◆ WHAT IS NEEDED ◆
Omit the pictures, then write out every entry exactly as it reads.

◆ INFORMATION SHOWN ◆

——————

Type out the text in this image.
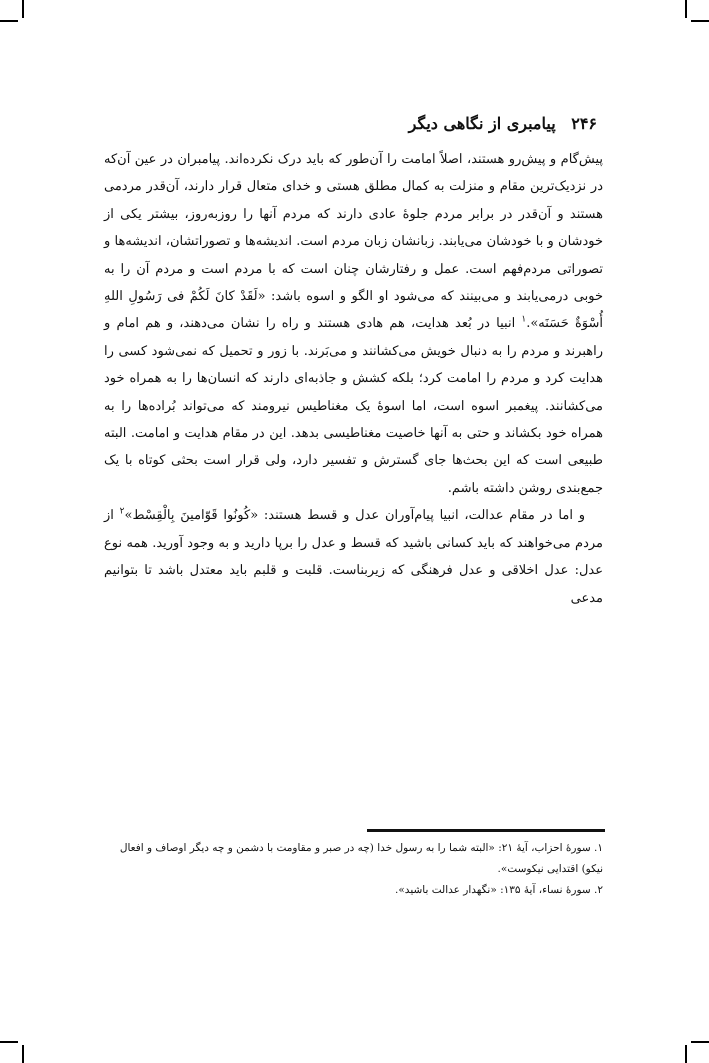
۲۴۶ پیامبری از نگاهی دیگر

پیش‌گام و پیش‌رو هستند، اصلاً امامت را آن‌طور که باید درک نکرده‌اند. پیامبران در عین آن‌که در نزدیک‌ترین مقام و منزلت به کمال مطلق هستی و خدای متعال قرار دارند، آن‌قدر مردمی هستند و آن‌قدر در برابر مردم جلوهٔ عادی دارند که مردم آنها را روزبه‌روز، بیشتر یکی از خودشان و با خودشان می‌یابند. زبانشان زبان مردم است. اندیشه‌ها و تصوراتشان، اندیشه‌ها و تصوراتی مردم‌فهم است. عمل و رفتارشان چنان است که با مردم است و مردم آن را به خوبی درمی‌یابند و می‌بینند که می‌شود او الگو و اسوه باشد: «لَقَدْ کانَ لَکُمْ فی رَسُولِ اللهِ أُسْوَةٌ حَسَنَه».$^۱$ انبیا در بُعد هدایت، هم هادی هستند و راه را نشان می‌دهند، و هم امام و راهبرند و مردم را به دنبال خویش می‌کشانند و می‌بَرند. با زور و تحمیل که نمی‌شود کسی را هدایت کرد و مردم را امامت کرد؛ بلکه کشش و جاذبه‌ای دارند که انسان‌ها را به همراه خود می‌کشانند. پیغمبر اسوه است، اما اسوهٔ یک مغناطیس نیرومند که می‌تواند بُراده‌ها را به همراه خود بکشاند و حتی به آنها خاصیت مغناطیسی بدهد. این در مقام هدایت و امامت. البته طبیعی است که این بحث‌ها جای گسترش و تفسیر دارد، ولی قرار است بحثی کوتاه با یک جمع‌بندی روشن داشته باشم.

و اما در مقام عدالت، انبیا پیام‌آوران عدل و قسط هستند: «کُونُوا قَوّامینَ بِالْقِسْط»$^۲$ از مردم می‌خواهند که باید کسانی باشید که قسط و عدل را برپا دارید و به وجود آورید. همه نوع عدل: عدل اخلاقی و عدل فرهنگی که زیربناست. قلبت و قلبم باید معتدل باشد تا بتوانیم مدعی

۱. سورهٔ احزاب، آیهٔ ۲۱: «البته شما را به رسول خدا (چه در صبر و مقاومت با دشمن و چه دیگر اوصاف و افعال نیکو) اقتدایی نیکوست».
۲. سورهٔ نساء، آیهٔ ۱۳۵: «نگهدار عدالت باشید».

——————

◆ EXERCISE ANSWER ◆
Type out the text in this image.
۲۴۶ پیامبری از نگاهی دیگر

پیش‌گام و پیش‌رو هستند، اصلاً امامت را آن‌طور که باید درک نکرده‌اند. پیامبران در عین آن‌که در نزدیک‌ترین مقام و منزلت به کمال مطلق هستی و خدای متعال قرار دارند، آن‌قدر مردمی هستند و آن‌قدر در برابر مردم جلوهٔ عادی دارند که مردم آنها را روزبه‌روز، بیشتر یکی از خودشان و با خودشان می‌یابند. زبانشان زبان مردم است. اندیشه‌ها و تصوراتشان، اندیشه‌ها و تصوراتی مردم‌فهم است. عمل و رفتارشان چنان است که با مردم است و مردم آن را به خوبی درمی‌یابند و می‌بینند که می‌شود او الگو و اسوه باشد: «لَقَدْ کانَ لَکُمْ فی رَسُولِ اللهِ أُسْوَةٌ حَسَنَه».$^۱$ انبیا در بُعد هدایت، هم هادی هستند و راه را نشان می‌دهند، و هم امام و راهبرند و مردم را به دنبال خویش می‌کشانند و می‌بَرند. با زور و تحمیل که نمی‌شود کسی را هدایت کرد و مردم را امامت کرد؛ بلکه کشش و جاذبه‌ای دارند که انسان‌ها را به همراه خود می‌کشانند. پیغمبر اسوه است، اما اسوهٔ یک مغناطیس نیرومند که می‌تواند بُراده‌ها را به همراه خود بکشاند و حتی به آنها خاصیت مغناطیسی بدهد. این در مقام هدایت و امامت. البته طبیعی است که این بحث‌ها جای گسترش و تفسیر دارد، ولی قرار است بحثی کوتاه با یک جمع‌بندی روشن داشته باشم.

و اما در مقام عدالت، انبیا پیام‌آوران عدل و قسط هستند: «کُونُوا قَوّامینَ بِالْقِسْط»$^۲$ از مردم می‌خواهند که باید کسانی باشید که قسط و عدل را برپا دارید و به وجود آورید. همه نوع عدل: عدل اخلاقی و عدل فرهنگی که زیربناست. قلبت و قلبم باید معتدل باشد تا بتوانیم مدعی

۱. سورهٔ احزاب، آیهٔ ۲۱: «البته شما را به رسول خدا (چه در صبر و مقاومت با دشمن و چه دیگر اوصاف و افعال نیکو) اقتدایی نیکوست».
۲. سورهٔ نساء، آیهٔ ۱۳۵: «نگهدار عدالت باشید».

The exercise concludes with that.